Start of EXTRACTED MATERIAL

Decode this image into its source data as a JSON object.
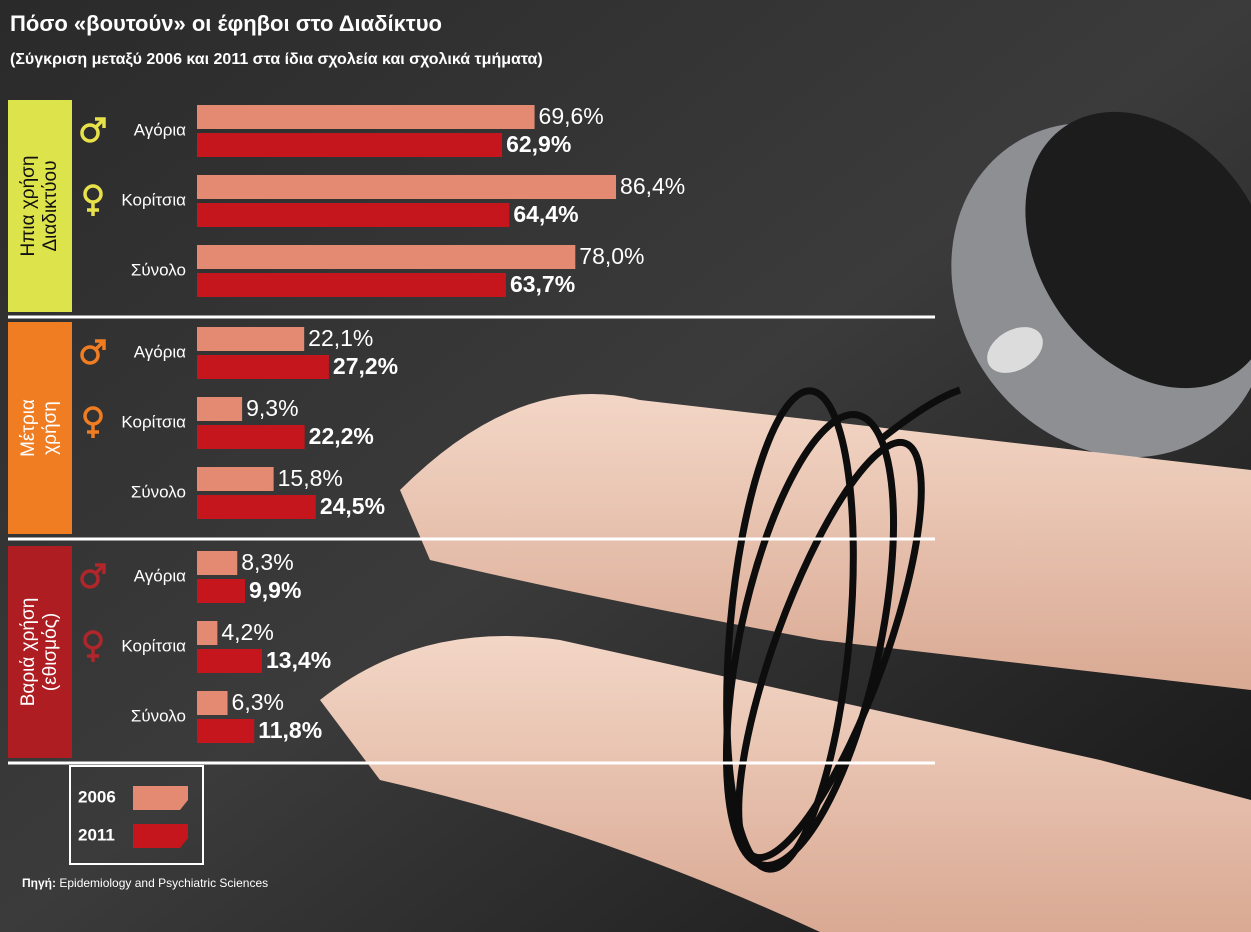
{
  "title": "Πόσο «βουτούν» οι έφηβοι στο Διαδίκτυο",
  "subtitle": "(Σύγκριση μεταξύ 2006 και 2011 στα ίδια σχολεία και σχολικά τμήματα)",
  "source_label": "Πηγή:",
  "source": "Epidemiology and Psychiatric Sciences",
  "chart_data": [
    {
      "type": "bar",
      "orientation": "horizontal",
      "group": [
        "Ηπια χρήση",
        "Διαδικτύου"
      ],
      "group_color": "#dde34a",
      "group_text_color": "#111111",
      "symbol_color": "#e8e24a",
      "categories": [
        "Αγόρια",
        "Κορίτσια",
        "Σύνολο"
      ],
      "xlim": [
        0,
        100
      ],
      "series": [
        {
          "name": "2006",
          "color": "#e58a72",
          "values": [
            69.6,
            86.4,
            78.0
          ],
          "value_labels": [
            "69,6%",
            "86,4%",
            "78,0%"
          ]
        },
        {
          "name": "2011",
          "color": "#c4161c",
          "values": [
            62.9,
            64.4,
            63.7
          ],
          "value_labels": [
            "62,9%",
            "64,4%",
            "63,7%"
          ]
        }
      ]
    },
    {
      "type": "bar",
      "orientation": "horizontal",
      "group": [
        "Μέτρια",
        "χρήση"
      ],
      "group_color": "#f07d22",
      "group_text_color": "#ffffff",
      "symbol_color": "#f07d22",
      "categories": [
        "Αγόρια",
        "Κορίτσια",
        "Σύνολο"
      ],
      "xlim": [
        0,
        100
      ],
      "series": [
        {
          "name": "2006",
          "color": "#e58a72",
          "values": [
            22.1,
            9.3,
            15.8
          ],
          "value_labels": [
            "22,1%",
            "9,3%",
            "15,8%"
          ]
        },
        {
          "name": "2011",
          "color": "#c4161c",
          "values": [
            27.2,
            22.2,
            24.5
          ],
          "value_labels": [
            "27,2%",
            "22,2%",
            "24,5%"
          ]
        }
      ]
    },
    {
      "type": "bar",
      "orientation": "horizontal",
      "group": [
        "Βαριά χρήση",
        "(εθισμός)"
      ],
      "group_color": "#ad1d22",
      "group_text_color": "#ffffff",
      "symbol_color": "#b0262a",
      "categories": [
        "Αγόρια",
        "Κορίτσια",
        "Σύνολο"
      ],
      "xlim": [
        0,
        100
      ],
      "series": [
        {
          "name": "2006",
          "color": "#e58a72",
          "values": [
            8.3,
            4.2,
            6.3
          ],
          "value_labels": [
            "8,3%",
            "4,2%",
            "6,3%"
          ]
        },
        {
          "name": "2011",
          "color": "#c4161c",
          "values": [
            9.9,
            13.4,
            11.8
          ],
          "value_labels": [
            "9,9%",
            "13,4%",
            "11,8%"
          ]
        }
      ]
    }
  ]
}
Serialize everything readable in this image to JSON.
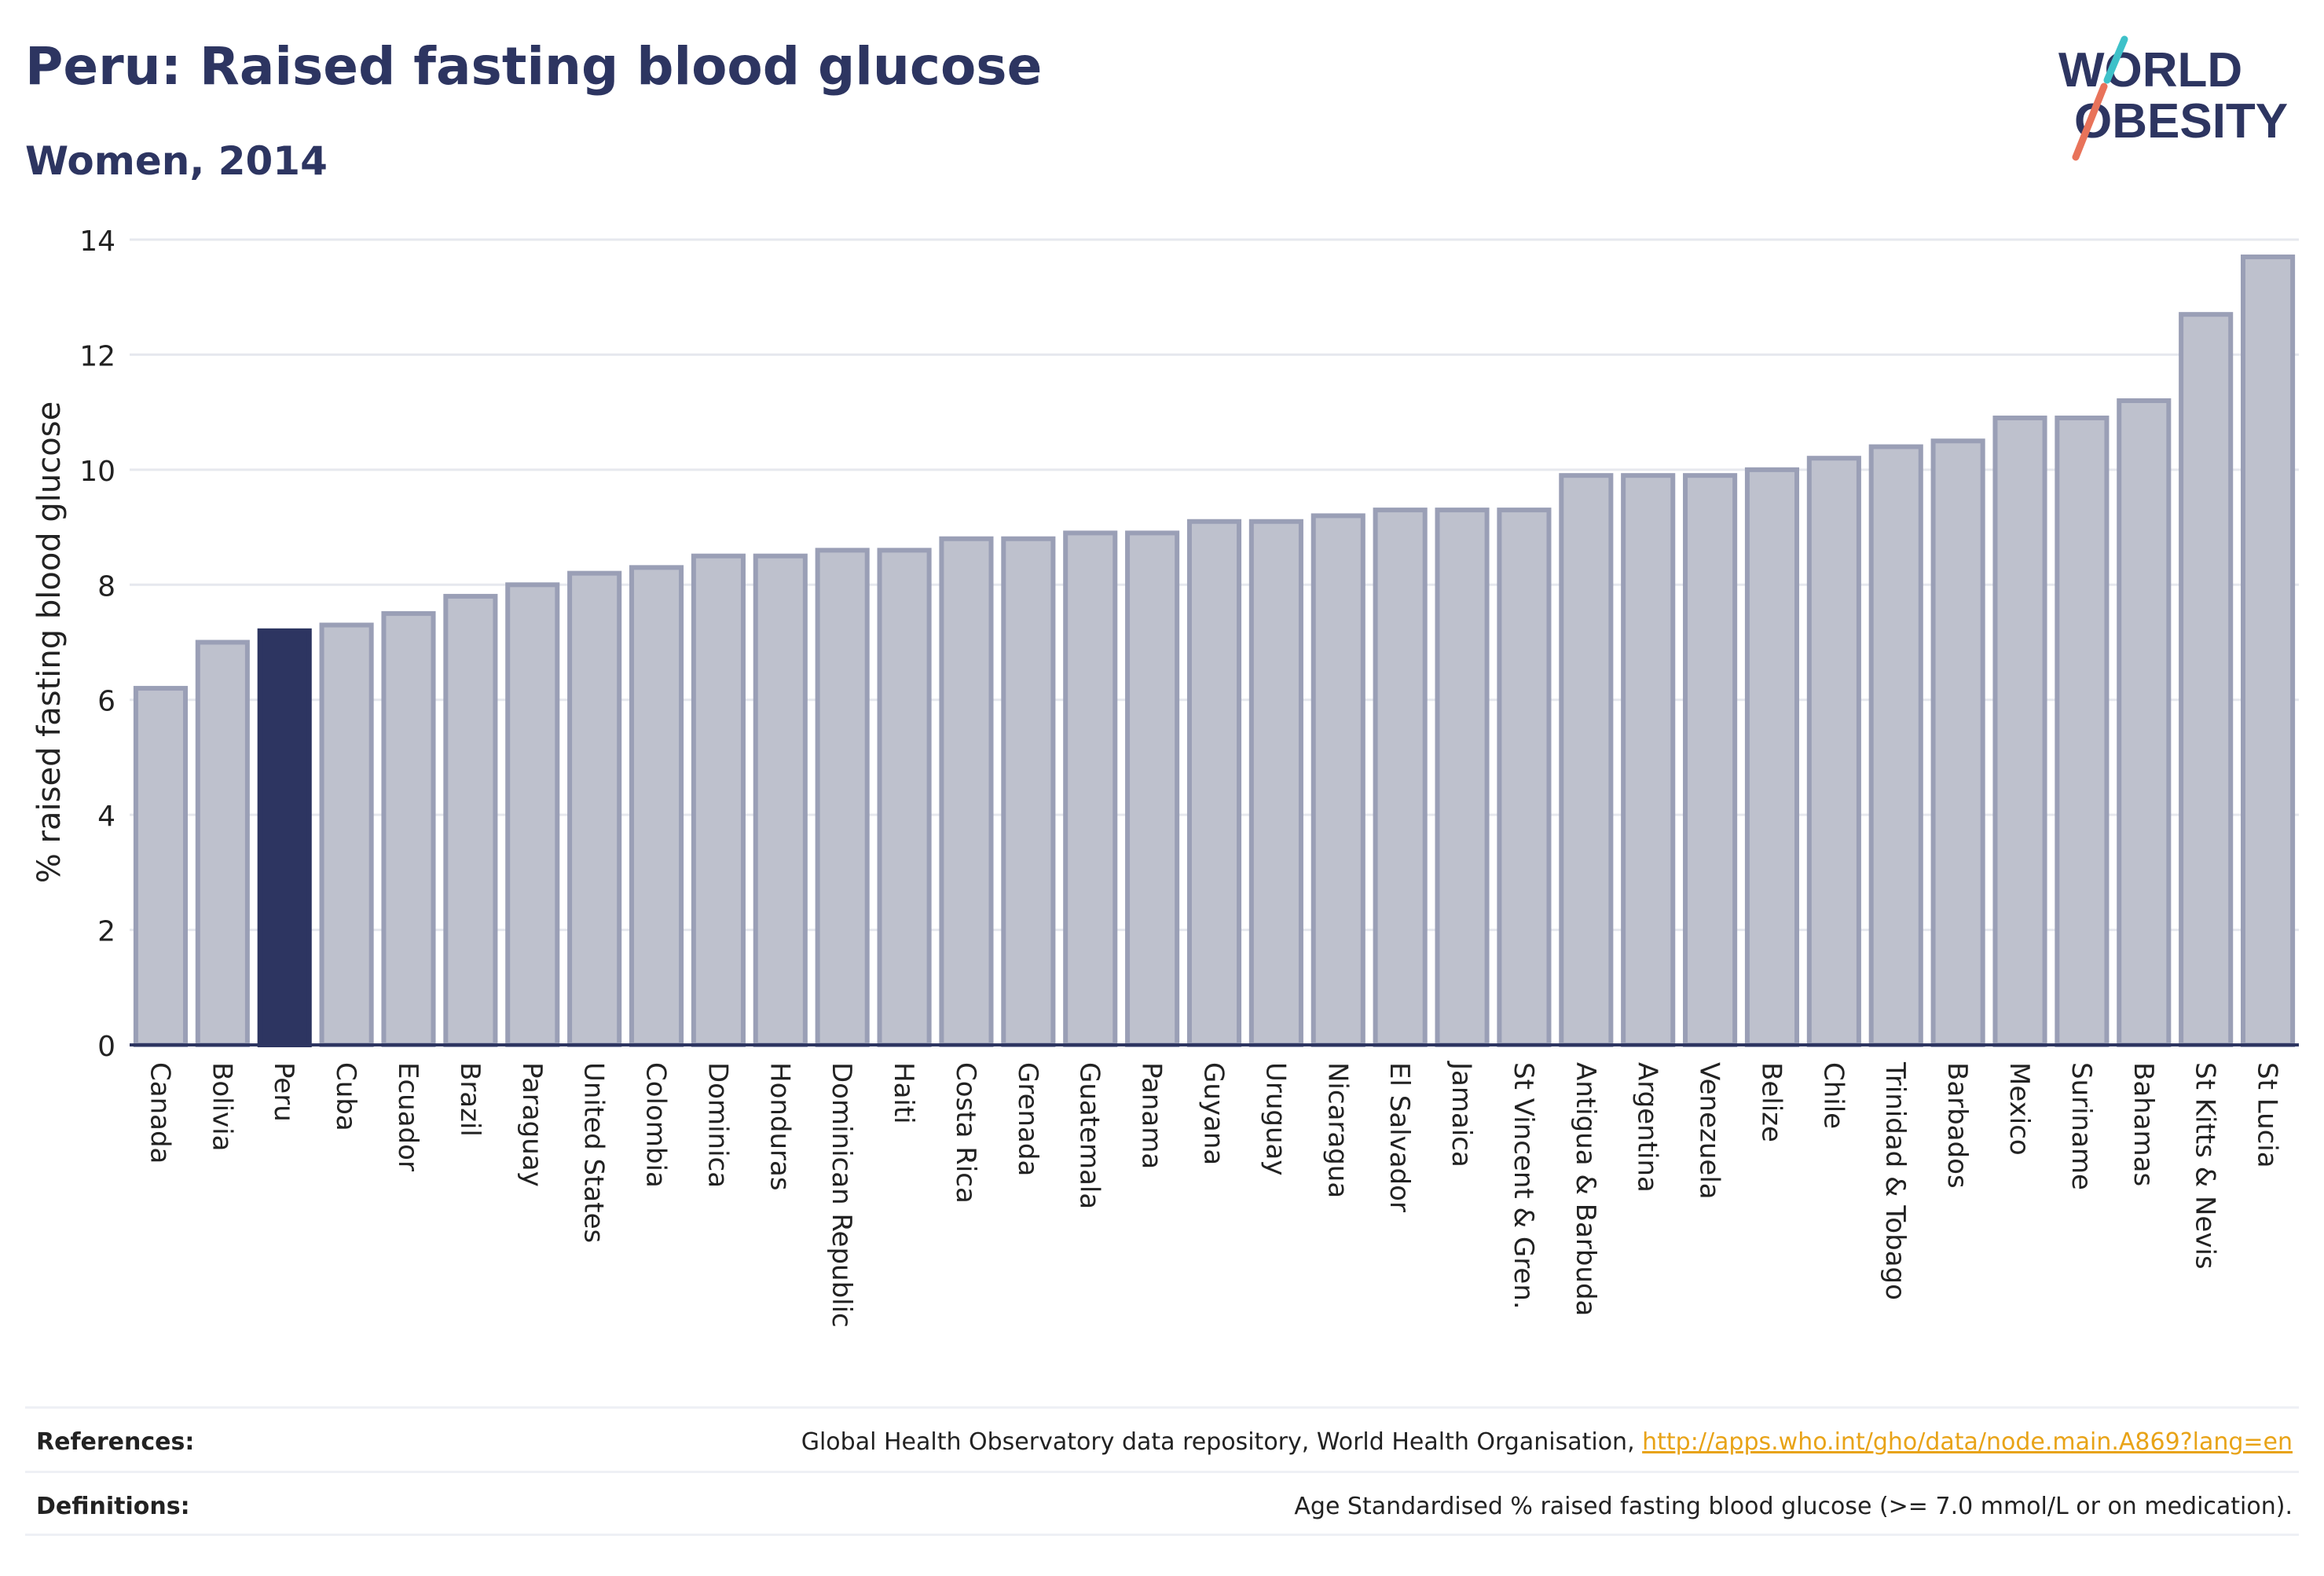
{
  "header": {
    "title": "Peru: Raised fasting blood glucose",
    "subtitle": "Women, 2014"
  },
  "logo": {
    "line1": "WORLD",
    "line2": "OBESITY",
    "color": "#2d3561",
    "accent_colors": [
      "#e8735a",
      "#3ec1c9"
    ]
  },
  "chart_data": {
    "type": "bar",
    "ylabel": "% raised fasting blood glucose",
    "xlabel": "",
    "ylim": [
      0,
      14
    ],
    "yticks": [
      0,
      2,
      4,
      6,
      8,
      10,
      12,
      14
    ],
    "grid": true,
    "highlight": "Peru",
    "colors": {
      "bar": "#bec1cd",
      "bar_border": "#9a9fb6",
      "highlight": "#2d3561",
      "grid": "#e6e8ee",
      "axis": "#2d3561"
    },
    "categories": [
      "Canada",
      "Bolivia",
      "Peru",
      "Cuba",
      "Ecuador",
      "Brazil",
      "Paraguay",
      "United States",
      "Colombia",
      "Dominica",
      "Honduras",
      "Dominican Republic",
      "Haiti",
      "Costa Rica",
      "Grenada",
      "Guatemala",
      "Panama",
      "Guyana",
      "Uruguay",
      "Nicaragua",
      "El Salvador",
      "Jamaica",
      "St Vincent & Gren.",
      "Antigua & Barbuda",
      "Argentina",
      "Venezuela",
      "Belize",
      "Chile",
      "Trinidad & Tobago",
      "Barbados",
      "Mexico",
      "Suriname",
      "Bahamas",
      "St Kitts & Nevis",
      "St Lucia"
    ],
    "values": [
      6.2,
      7.0,
      7.2,
      7.3,
      7.5,
      7.8,
      8.0,
      8.2,
      8.3,
      8.5,
      8.5,
      8.6,
      8.6,
      8.8,
      8.8,
      8.9,
      8.9,
      9.1,
      9.1,
      9.2,
      9.3,
      9.3,
      9.3,
      9.9,
      9.9,
      9.9,
      10.0,
      10.2,
      10.4,
      10.5,
      10.9,
      10.9,
      11.2,
      12.7,
      13.7
    ]
  },
  "footer": {
    "references_label": "References:",
    "references_text": "Global Health Observatory data repository, World Health Organisation, ",
    "references_link": "http://apps.who.int/gho/data/node.main.A869?lang=en",
    "definitions_label": "Definitions:",
    "definitions_text": "Age Standardised % raised fasting blood glucose (>= 7.0 mmol/L or on medication)."
  }
}
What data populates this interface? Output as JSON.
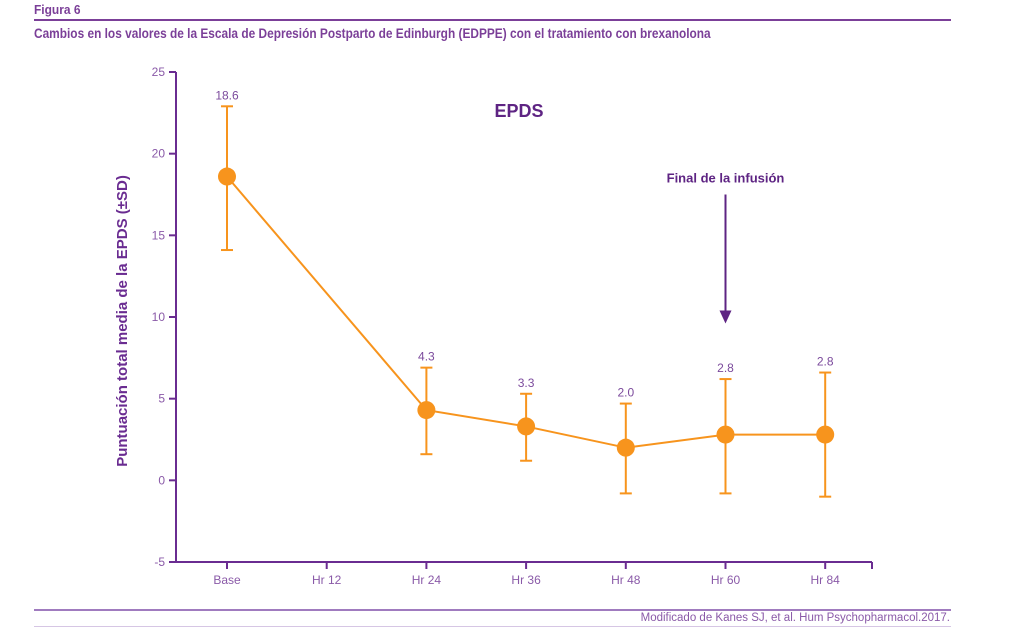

End of EXTRACTED MATERIAL

> WHAT IS EXPECTED
Repeat every record above exactly, but leave out any pictures.

> SOLUTION TO THE PROBLEM
Decode this image into its source data as a JSON object.
{
  "title": "Πόσο «βουτούν» οι έφηβοι στο Διαδίκτυο",
  "subtitle": "(Σύγκριση μεταξύ 2006 και 2011 στα ίδια σχολεία και σχολικά τμήματα)",
  "source_label": "Πηγή:",
  "source": "Epidemiology and Psychiatric Sciences",
  "chart_data": [
    {
      "type": "bar",
      "orientation": "horizontal",
      "group": [
        "Ηπια χρήση",
        "Διαδικτύου"
      ],
      "group_color": "#dde34a",
      "group_text_color": "#111111",
      "symbol_color": "#e8e24a",
      "categories": [
        "Αγόρια",
        "Κορίτσια",
        "Σύνολο"
      ],
      "xlim": [
        0,
        100
      ],
      "series": [
        {
          "name": "2006",
          "color": "#e58a72",
          "values": [
            69.6,
            86.4,
            78.0
          ],
          "value_labels": [
            "69,6%",
            "86,4%",
            "78,0%"
          ]
        },
        {
          "name": "2011",
          "color": "#c4161c",
          "values": [
            62.9,
            64.4,
            63.7
          ],
          "value_labels": [
            "62,9%",
            "64,4%",
            "63,7%"
          ]
        }
      ]
    },
    {
      "type": "bar",
      "orientation": "horizontal",
      "group": [
        "Μέτρια",
        "χρήση"
      ],
      "group_color": "#f07d22",
      "group_text_color": "#ffffff",
      "symbol_color": "#f07d22",
      "categories": [
        "Αγόρια",
        "Κορίτσια",
        "Σύνολο"
      ],
      "xlim": [
        0,
        100
      ],
      "series": [
        {
          "name": "2006",
          "color": "#e58a72",
          "values": [
            22.1,
            9.3,
            15.8
          ],
          "value_labels": [
            "22,1%",
            "9,3%",
            "15,8%"
          ]
        },
        {
          "name": "2011",
          "color": "#c4161c",
          "values": [
            27.2,
            22.2,
            24.5
          ],
          "value_labels": [
            "27,2%",
            "22,2%",
            "24,5%"
          ]
        }
      ]
    },
    {
      "type": "bar",
      "orientation": "horizontal",
      "group": [
        "Βαριά χρήση",
        "(εθισμός)"
      ],
      "group_color": "#ad1d22",
      "group_text_color": "#ffffff",
      "symbol_color": "#b0262a",
      "categories": [
        "Αγόρια",
        "Κορίτσια",
        "Σύνολο"
      ],
      "xlim": [
        0,
        100
      ],
      "series": [
        {
          "name": "2006",
          "color": "#e58a72",
          "values": [
            8.3,
            4.2,
            6.3
          ],
          "value_labels": [
            "8,3%",
            "4,2%",
            "6,3%"
          ]
        },
        {
          "name": "2011",
          "color": "#c4161c",
          "values": [
            9.9,
            13.4,
            11.8
          ],
          "value_labels": [
            "9,9%",
            "13,4%",
            "11,8%"
          ]
        }
      ]
    }
  ]
}
Serialize everything readable in this image to JSON.
{
  "header": {
    "title": "Peru: Raised fasting blood glucose",
    "subtitle": "Women, 2014"
  },
  "logo": {
    "line1": "WORLD",
    "line2": "OBESITY",
    "color": "#2d3561",
    "accent_colors": [
      "#e8735a",
      "#3ec1c9"
    ]
  },
  "chart_data": {
    "type": "bar",
    "ylabel": "% raised fasting blood glucose",
    "xlabel": "",
    "ylim": [
      0,
      14
    ],
    "yticks": [
      0,
      2,
      4,
      6,
      8,
      10,
      12,
      14
    ],
    "grid": true,
    "highlight": "Peru",
    "colors": {
      "bar": "#bec1cd",
      "bar_border": "#9a9fb6",
      "highlight": "#2d3561",
      "grid": "#e6e8ee",
      "axis": "#2d3561"
    },
    "categories": [
      "Canada",
      "Bolivia",
      "Peru",
      "Cuba",
      "Ecuador",
      "Brazil",
      "Paraguay",
      "United States",
      "Colombia",
      "Dominica",
      "Honduras",
      "Dominican Republic",
      "Haiti",
      "Costa Rica",
      "Grenada",
      "Guatemala",
      "Panama",
      "Guyana",
      "Uruguay",
      "Nicaragua",
      "El Salvador",
      "Jamaica",
      "St Vincent & Gren.",
      "Antigua & Barbuda",
      "Argentina",
      "Venezuela",
      "Belize",
      "Chile",
      "Trinidad & Tobago",
      "Barbados",
      "Mexico",
      "Suriname",
      "Bahamas",
      "St Kitts & Nevis",
      "St Lucia"
    ],
    "values": [
      6.2,
      7.0,
      7.2,
      7.3,
      7.5,
      7.8,
      8.0,
      8.2,
      8.3,
      8.5,
      8.5,
      8.6,
      8.6,
      8.8,
      8.8,
      8.9,
      8.9,
      9.1,
      9.1,
      9.2,
      9.3,
      9.3,
      9.3,
      9.9,
      9.9,
      9.9,
      10.0,
      10.2,
      10.4,
      10.5,
      10.9,
      10.9,
      11.2,
      12.7,
      13.7
    ]
  },
  "footer": {
    "references_label": "References:",
    "references_text": "Global Health Observatory data repository, World Health Organisation, ",
    "references_link": "http://apps.who.int/gho/data/node.main.A869?lang=en",
    "definitions_label": "Definitions:",
    "definitions_text": "Age Standardised % raised fasting blood glucose (>= 7.0 mmol/L or on medication)."
  }
}
What data populates this interface? Output as JSON.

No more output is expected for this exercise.